=== Exercise details ===
Return the entries below in their exact form, leaving the pictures out.

--- Start Data to use ---

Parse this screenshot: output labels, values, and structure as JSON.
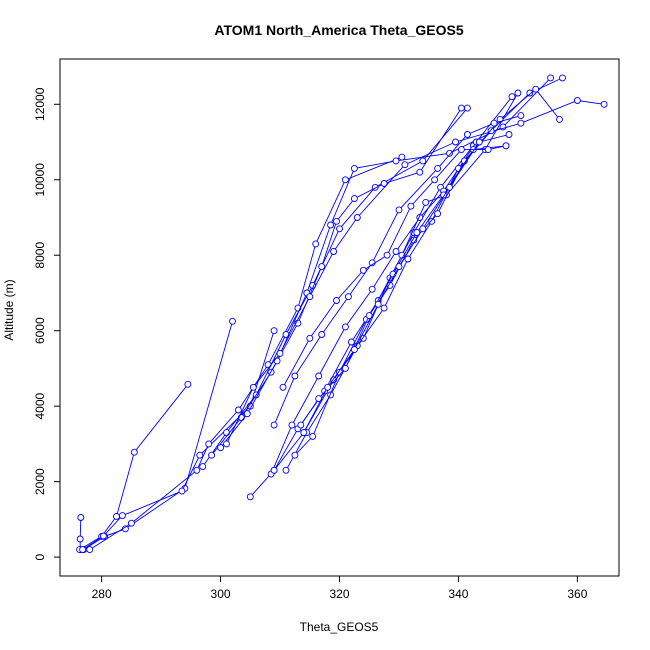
{
  "chart_data": {
    "type": "scatter",
    "title": "ATOM1 North_America Theta_GEOS5",
    "xlabel": "Theta_GEOS5",
    "ylabel": "Altitude (m)",
    "xlim": [
      273,
      367
    ],
    "ylim": [
      -500,
      13200
    ],
    "xticks": [
      280,
      300,
      320,
      340,
      360
    ],
    "yticks": [
      0,
      2000,
      4000,
      6000,
      8000,
      10000,
      12000
    ],
    "grid": false,
    "legend": "none",
    "color": "#0000ff",
    "marker": "open-circle",
    "lines": "connected",
    "series": [
      {
        "x": [
          276.5,
          276.4,
          276.4
        ],
        "y": [
          1050,
          480,
          200
        ]
      },
      {
        "x": [
          277.0,
          280.5,
          284.0,
          294.0,
          302.0
        ],
        "y": [
          200,
          550,
          750,
          1820,
          6250
        ]
      },
      {
        "x": [
          276.3,
          280.0,
          282.5,
          285.5,
          294.5
        ],
        "y": [
          200,
          550,
          1080,
          2780,
          4580
        ]
      },
      {
        "x": [
          276.8,
          280.3,
          283.5,
          293.5,
          296.5,
          305.0,
          309.0
        ],
        "y": [
          200,
          560,
          1100,
          1750,
          2700,
          4000,
          6000
        ]
      },
      {
        "x": [
          278.0,
          285.0,
          296.0,
          298.0,
          303.0,
          308.0,
          313.0,
          316.0,
          321.0,
          330.5
        ],
        "y": [
          200,
          900,
          2300,
          3000,
          3900,
          5100,
          6600,
          8300,
          10000,
          10600
        ]
      },
      {
        "x": [
          297.0,
          301.0,
          306.0,
          311.0,
          315.5,
          320.0,
          326.0,
          334.0,
          341.5
        ],
        "y": [
          2400,
          3300,
          4300,
          5900,
          7200,
          8700,
          9800,
          10500,
          11900
        ]
      },
      {
        "x": [
          298.5,
          303.5,
          308.5,
          313.0,
          317.0,
          319.5,
          322.5,
          327.5,
          333.5,
          340.5
        ],
        "y": [
          2700,
          3700,
          4900,
          6200,
          7700,
          8900,
          9500,
          9900,
          10200,
          11900
        ]
      },
      {
        "x": [
          300.0,
          304.5,
          309.5,
          314.5,
          318.5,
          322.5,
          329.5,
          338.5,
          347.5,
          355.5
        ],
        "y": [
          2900,
          3800,
          5200,
          7000,
          8800,
          10300,
          10500,
          10700,
          11400,
          12700
        ]
      },
      {
        "x": [
          301.0,
          305.5,
          310.0,
          315.0,
          319.0,
          323.0,
          331.0,
          339.5,
          350.5,
          360.0,
          364.5
        ],
        "y": [
          3000,
          4500,
          5400,
          6900,
          8100,
          9000,
          10400,
          11000,
          11500,
          12100,
          12000
        ]
      },
      {
        "x": [
          305.0,
          309.0,
          314.0,
          319.0,
          324.0,
          328.5,
          332.5,
          337.0,
          342.5,
          349.0
        ],
        "y": [
          1600,
          2300,
          3300,
          4700,
          5800,
          7400,
          8600,
          9800,
          10900,
          12200
        ]
      },
      {
        "x": [
          308.5,
          312.0,
          316.5,
          321.0,
          325.5,
          329.5,
          333.5,
          337.5,
          343.0
        ],
        "y": [
          2200,
          3500,
          4800,
          6100,
          7100,
          8100,
          9000,
          9700,
          11000
        ]
      },
      {
        "x": [
          309.0,
          313.0,
          317.5,
          322.0,
          326.5,
          330.5,
          334.5,
          338.0,
          344.5,
          350.0
        ],
        "y": [
          2300,
          3400,
          4400,
          5700,
          6800,
          8000,
          9400,
          9600,
          10800,
          12300
        ]
      },
      {
        "x": [
          311.0,
          314.5,
          318.5,
          323.0,
          327.5,
          331.5,
          335.5,
          340.0,
          345.5,
          352.0,
          357.5
        ],
        "y": [
          2300,
          3300,
          4300,
          5600,
          6600,
          7900,
          8900,
          10300,
          11300,
          12300,
          12700
        ]
      },
      {
        "x": [
          312.5,
          315.5,
          320.0,
          324.5,
          328.5,
          332.5,
          336.5,
          341.0,
          347.0,
          353.0,
          357.0
        ],
        "y": [
          2700,
          3200,
          4900,
          6300,
          7200,
          8400,
          9100,
          10500,
          11600,
          12400,
          11600
        ]
      },
      {
        "x": [
          313.5,
          316.5,
          321.0,
          325.0,
          329.0,
          333.0,
          337.5,
          342.5,
          348.0
        ],
        "y": [
          3500,
          4200,
          5000,
          6400,
          7500,
          8600,
          9600,
          10800,
          10900
        ]
      },
      {
        "x": [
          314.0,
          318.0,
          322.5,
          326.5,
          330.0,
          334.0,
          338.5,
          343.5,
          348.5
        ],
        "y": [
          3300,
          4500,
          5500,
          6700,
          7700,
          8700,
          9800,
          11000,
          11200
        ]
      },
      {
        "x": [
          309.0,
          312.5,
          317.0,
          321.5,
          325.5,
          330.0,
          336.5,
          341.5,
          346.0,
          350.5
        ],
        "y": [
          3500,
          4800,
          5900,
          6900,
          7800,
          9200,
          10300,
          11200,
          11500,
          11700
        ]
      },
      {
        "x": [
          310.5,
          315.0,
          319.5,
          324.0,
          328.0,
          332.0,
          336.0,
          340.5,
          345.0,
          348.0
        ],
        "y": [
          4500,
          5800,
          6800,
          7600,
          8000,
          9300,
          10000,
          10800,
          10800,
          10900
        ]
      }
    ]
  }
}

--- End Data to use ---

=== Response ===
Parse this screenshot: output labels, values, and structure as JSON.
{
  "chart_data": {
    "type": "scatter",
    "title": "ATOM1 North_America Theta_GEOS5",
    "xlabel": "Theta_GEOS5",
    "ylabel": "Altitude (m)",
    "xlim": [
      273,
      367
    ],
    "ylim": [
      -500,
      13200
    ],
    "xticks": [
      280,
      300,
      320,
      340,
      360
    ],
    "yticks": [
      0,
      2000,
      4000,
      6000,
      8000,
      10000,
      12000
    ],
    "grid": false,
    "legend": "none",
    "color": "#0000ff",
    "marker": "open-circle",
    "lines": "connected",
    "series": [
      {
        "x": [
          276.5,
          276.4,
          276.4
        ],
        "y": [
          1050,
          480,
          200
        ]
      },
      {
        "x": [
          277.0,
          280.5,
          284.0,
          294.0,
          302.0
        ],
        "y": [
          200,
          550,
          750,
          1820,
          6250
        ]
      },
      {
        "x": [
          276.3,
          280.0,
          282.5,
          285.5,
          294.5
        ],
        "y": [
          200,
          550,
          1080,
          2780,
          4580
        ]
      },
      {
        "x": [
          276.8,
          280.3,
          283.5,
          293.5,
          296.5,
          305.0,
          309.0
        ],
        "y": [
          200,
          560,
          1100,
          1750,
          2700,
          4000,
          6000
        ]
      },
      {
        "x": [
          278.0,
          285.0,
          296.0,
          298.0,
          303.0,
          308.0,
          313.0,
          316.0,
          321.0,
          330.5
        ],
        "y": [
          200,
          900,
          2300,
          3000,
          3900,
          5100,
          6600,
          8300,
          10000,
          10600
        ]
      },
      {
        "x": [
          297.0,
          301.0,
          306.0,
          311.0,
          315.5,
          320.0,
          326.0,
          334.0,
          341.5
        ],
        "y": [
          2400,
          3300,
          4300,
          5900,
          7200,
          8700,
          9800,
          10500,
          11900
        ]
      },
      {
        "x": [
          298.5,
          303.5,
          308.5,
          313.0,
          317.0,
          319.5,
          322.5,
          327.5,
          333.5,
          340.5
        ],
        "y": [
          2700,
          3700,
          4900,
          6200,
          7700,
          8900,
          9500,
          9900,
          10200,
          11900
        ]
      },
      {
        "x": [
          300.0,
          304.5,
          309.5,
          314.5,
          318.5,
          322.5,
          329.5,
          338.5,
          347.5,
          355.5
        ],
        "y": [
          2900,
          3800,
          5200,
          7000,
          8800,
          10300,
          10500,
          10700,
          11400,
          12700
        ]
      },
      {
        "x": [
          301.0,
          305.5,
          310.0,
          315.0,
          319.0,
          323.0,
          331.0,
          339.5,
          350.5,
          360.0,
          364.5
        ],
        "y": [
          3000,
          4500,
          5400,
          6900,
          8100,
          9000,
          10400,
          11000,
          11500,
          12100,
          12000
        ]
      },
      {
        "x": [
          305.0,
          309.0,
          314.0,
          319.0,
          324.0,
          328.5,
          332.5,
          337.0,
          342.5,
          349.0
        ],
        "y": [
          1600,
          2300,
          3300,
          4700,
          5800,
          7400,
          8600,
          9800,
          10900,
          12200
        ]
      },
      {
        "x": [
          308.5,
          312.0,
          316.5,
          321.0,
          325.5,
          329.5,
          333.5,
          337.5,
          343.0
        ],
        "y": [
          2200,
          3500,
          4800,
          6100,
          7100,
          8100,
          9000,
          9700,
          11000
        ]
      },
      {
        "x": [
          309.0,
          313.0,
          317.5,
          322.0,
          326.5,
          330.5,
          334.5,
          338.0,
          344.5,
          350.0
        ],
        "y": [
          2300,
          3400,
          4400,
          5700,
          6800,
          8000,
          9400,
          9600,
          10800,
          12300
        ]
      },
      {
        "x": [
          311.0,
          314.5,
          318.5,
          323.0,
          327.5,
          331.5,
          335.5,
          340.0,
          345.5,
          352.0,
          357.5
        ],
        "y": [
          2300,
          3300,
          4300,
          5600,
          6600,
          7900,
          8900,
          10300,
          11300,
          12300,
          12700
        ]
      },
      {
        "x": [
          312.5,
          315.5,
          320.0,
          324.5,
          328.5,
          332.5,
          336.5,
          341.0,
          347.0,
          353.0,
          357.0
        ],
        "y": [
          2700,
          3200,
          4900,
          6300,
          7200,
          8400,
          9100,
          10500,
          11600,
          12400,
          11600
        ]
      },
      {
        "x": [
          313.5,
          316.5,
          321.0,
          325.0,
          329.0,
          333.0,
          337.5,
          342.5,
          348.0
        ],
        "y": [
          3500,
          4200,
          5000,
          6400,
          7500,
          8600,
          9600,
          10800,
          10900
        ]
      },
      {
        "x": [
          314.0,
          318.0,
          322.5,
          326.5,
          330.0,
          334.0,
          338.5,
          343.5,
          348.5
        ],
        "y": [
          3300,
          4500,
          5500,
          6700,
          7700,
          8700,
          9800,
          11000,
          11200
        ]
      },
      {
        "x": [
          309.0,
          312.5,
          317.0,
          321.5,
          325.5,
          330.0,
          336.5,
          341.5,
          346.0,
          350.5
        ],
        "y": [
          3500,
          4800,
          5900,
          6900,
          7800,
          9200,
          10300,
          11200,
          11500,
          11700
        ]
      },
      {
        "x": [
          310.5,
          315.0,
          319.5,
          324.0,
          328.0,
          332.0,
          336.0,
          340.5,
          345.0,
          348.0
        ],
        "y": [
          4500,
          5800,
          6800,
          7600,
          8000,
          9300,
          10000,
          10800,
          10800,
          10900
        ]
      }
    ]
  }
}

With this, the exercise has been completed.